Problem to solve: Can you output the material exactly as written, minus any pictures it holds?

Data to use:
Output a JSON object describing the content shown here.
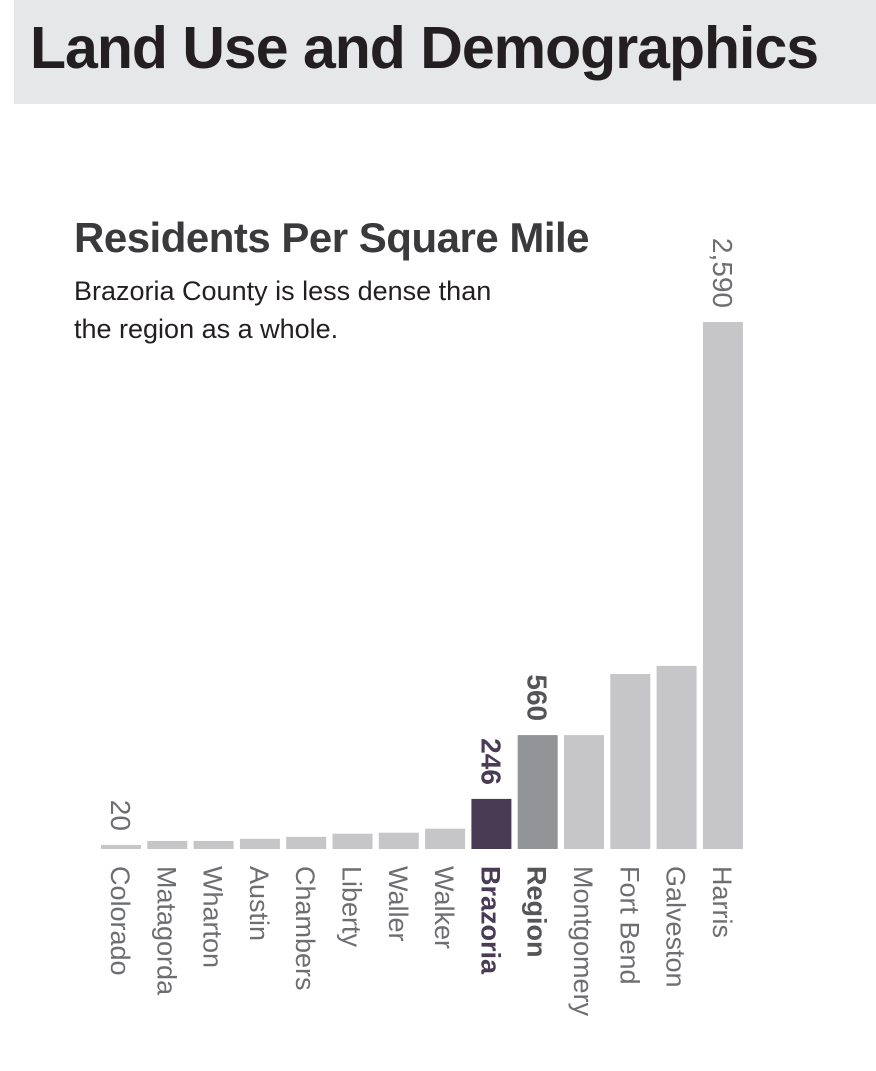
{
  "header": {
    "title": "Land Use and Demographics"
  },
  "chart_data": {
    "type": "bar",
    "title": "Residents Per Square Mile",
    "subtitle": "Brazoria County is less dense than the region as a whole.",
    "categories": [
      "Colorado",
      "Matagorda",
      "Wharton",
      "Austin",
      "Chambers",
      "Liberty",
      "Waller",
      "Walker",
      "Brazoria",
      "Region",
      "Montgomery",
      "Fort Bend",
      "Galveston",
      "Harris"
    ],
    "values": [
      20,
      40,
      40,
      50,
      60,
      75,
      80,
      100,
      246,
      560,
      560,
      860,
      900,
      2590
    ],
    "value_labels": [
      "20",
      "",
      "",
      "",
      "",
      "",
      "",
      "",
      "246",
      "560",
      "",
      "",
      "",
      "2,590"
    ],
    "highlight": {
      "Brazoria": "#4a3b55",
      "Region": "#929497"
    },
    "bar_color": "#c6c6c8",
    "highlight_label_colors": {
      "Brazoria": "#4a3b55",
      "Region": "#555557"
    },
    "default_label_color": "#6d6e71",
    "bold_categories": [
      "Brazoria",
      "Region"
    ],
    "ylim": [
      0,
      2590
    ],
    "grid": false,
    "legend": "none"
  }
}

Response to the task:
Output a JSON object describing the content shown here.
{
  "header": {
    "title": "Land Use and Demographics"
  },
  "chart_data": {
    "type": "bar",
    "title": "Residents Per Square Mile",
    "subtitle": "Brazoria County is less dense than the region as a whole.",
    "categories": [
      "Colorado",
      "Matagorda",
      "Wharton",
      "Austin",
      "Chambers",
      "Liberty",
      "Waller",
      "Walker",
      "Brazoria",
      "Region",
      "Montgomery",
      "Fort Bend",
      "Galveston",
      "Harris"
    ],
    "values": [
      20,
      40,
      40,
      50,
      60,
      75,
      80,
      100,
      246,
      560,
      560,
      860,
      900,
      2590
    ],
    "value_labels": [
      "20",
      "",
      "",
      "",
      "",
      "",
      "",
      "",
      "246",
      "560",
      "",
      "",
      "",
      "2,590"
    ],
    "highlight": {
      "Brazoria": "#4a3b55",
      "Region": "#929497"
    },
    "bar_color": "#c6c6c8",
    "highlight_label_colors": {
      "Brazoria": "#4a3b55",
      "Region": "#555557"
    },
    "default_label_color": "#6d6e71",
    "bold_categories": [
      "Brazoria",
      "Region"
    ],
    "ylim": [
      0,
      2590
    ],
    "grid": false,
    "legend": "none"
  }
}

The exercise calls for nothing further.